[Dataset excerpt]
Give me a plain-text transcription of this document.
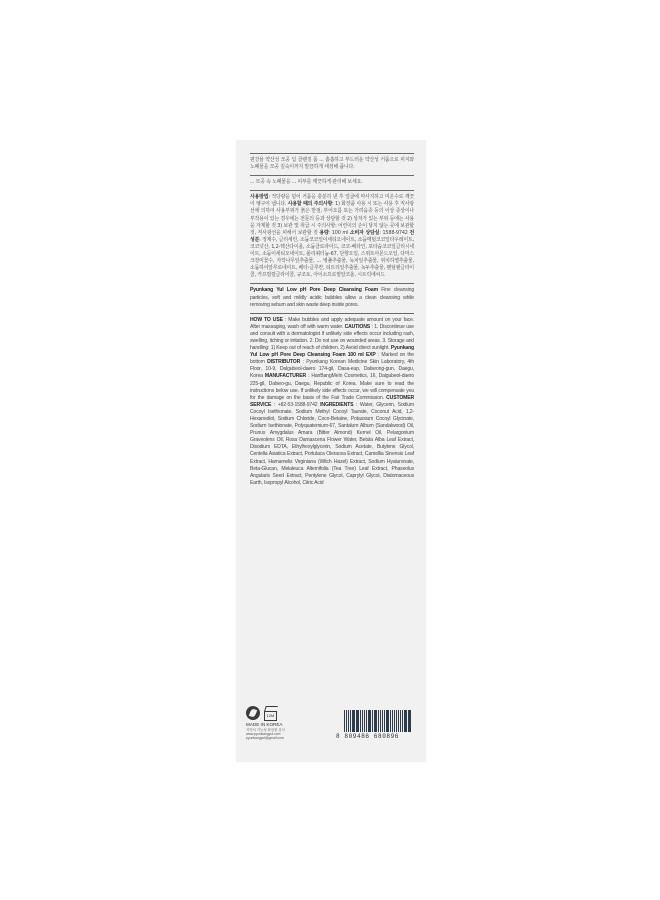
편강율 약산성 모공 딥 클렌징 폼 ... 촘촘하고 부드러운 약산성 거품으로 피지와 노폐물을 모공 깊숙이까지 말끔하게 세정해 줍니다.
... 모공 속 노폐물을 ... 피부를 깨끗하게 관리해 보세요.
사용방법: 적당량을 덜어 거품을 충분히 낸 후 얼굴에 마사지하고 미온수로 깨끗이 헹구어 냅니다. 사용할 때의 주의사항: 1) 화장품 사용 시 또는 사용 후 직사광선에 의하여 사용부위가 붉은 반점, 부어오름 또는 가려움증 등의 이상 증상이나 부작용이 있는 경우에는 전문의 등과 상담할 것 2) 상처가 있는 부위 등에는 사용을 자제할 것 3) 보관 및 취급 시 주의사항: 어린이의 손이 닿지 않는 곳에 보관할 것, 직사광선을 피해서 보관할 것 용량: 100 ml 소비자 상담실: 1588-9742 전성분: 정제수, 글리세린, 소듐코코일이세티오네이트, 소듐메틸코코일타우레이트, 코코넛산, 1,2-헥산다이올, 소듐클로라이드, 코코-베타인, 포타슘코코일글리시네이트, 소듐이세티오네이트, 폴리쿼터늄-67, 단향오일, 스위트아몬드오일, 다마스크장미꽃수, 자작나무잎추출물, ... 병풀추출물, 녹차잎추출물, 위치하젤추출물, 소듐하이알루로네이트, 베타-글루칸, 티트리잎추출물, 녹두추출물, 펜틸렌글라이콜, 카프릴릴글라이콜, 규조토, 아이소프로필알코올, 시트릭애씨드
Pyunkang Yul Low pH Pore Deep Cleansing Foam Fine cleansing particles, soft and mildly acidic bubbles allow a clean cleansing while removing sebum and skin waste deep inside pores.
HOW TO USE : Make bubbles and apply adequate amount on your face. After massaging, wash off with warm water. CAUTIONS : 1. Discontinue use and consult with a dermatologist if unlikely side effects occur including rash, swelling, itching or irritation. 2. Do not use on wounded areas. 3. Storage and handling: 1) Keep out of reach of children. 2) Avoid direct sunlight. Pyunkang Yul Low pH Pore Deep Cleansing Foam 100 ml EXP : Marked on the bottom DISTRIBUTOR : Pyunkang Korean Medicine Skin Laboratory, 4th Floor, 10-9, Dalgubeol-daero 174-gil, Dasa-eup, Dalseong-gun, Daegu, Korea MANUFACTURER : HanBangMeIn Cosmetics, 16, Dalgubeol-daero 225-gil, Dalseo-gu, Daegu, Republic of Korea. Make sure to read the instructions below use. If unlikely side effects occur, we will compensate you for the damage on the basis of the Fair Trade Commission. CUSTOMER SERVICE : +82-53-1588-9742 INGREDIENTS : Water, Glycerin, Sodium Cocoyl Isethionate, Sodium Methyl Cocoyl Taurate, Coconut Acid, 1,2-Hexanediol, Sodium Chloride, Coco-Betaine, Potassium Cocoyl Glycinate, Sodium Isethionate, Polyquaternium-67, Santalum Album (Sandalwood) Oil, Prunus Amygdalus Amara (Bitter Almond) Kernel Oil, Pelargonium Graveolens Oil, Rosa Damascena Flower Water, Betula Alba Leaf Extract, Disodium EDTA, Ethylhexylglycerin, Sodium Acetate, Butylene Glycol, Centella Asiatica Extract, Portulaca Oleracea Extract, Camellia Sinensis Leaf Extract, Hamamelis Virginiana (Witch Hazel) Extract, Sodium Hyaluronate, Beta-Glucan, Melaleuca Alternifolia (Tea Tree) Leaf Extract, Phaseolus Angularis Seed Extract, Pentylene Glycol, Caprylyl Glycol, Diatomaceous Earth, Isopropyl Alcohol, Citric Acid
12M
MADE IN KOREA
식약처 기능성 화장품 심사
www.pyunkangyul.com
pyunkangyul@gmail.com	8 809486 680896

Your goal:
Your task is to collect every line above that contains the word "노폐물을".

Right answer:
편강율 약산성 모공 딥 클렌징 폼 ... 촘촘하고 부드러운 약산성 거품으로 피지와 노폐물을 모공 깊숙이까지 말끔하게 세정해 줍니다.
... 모공 속 노폐물을 ... 피부를 깨끗하게 관리해 보세요.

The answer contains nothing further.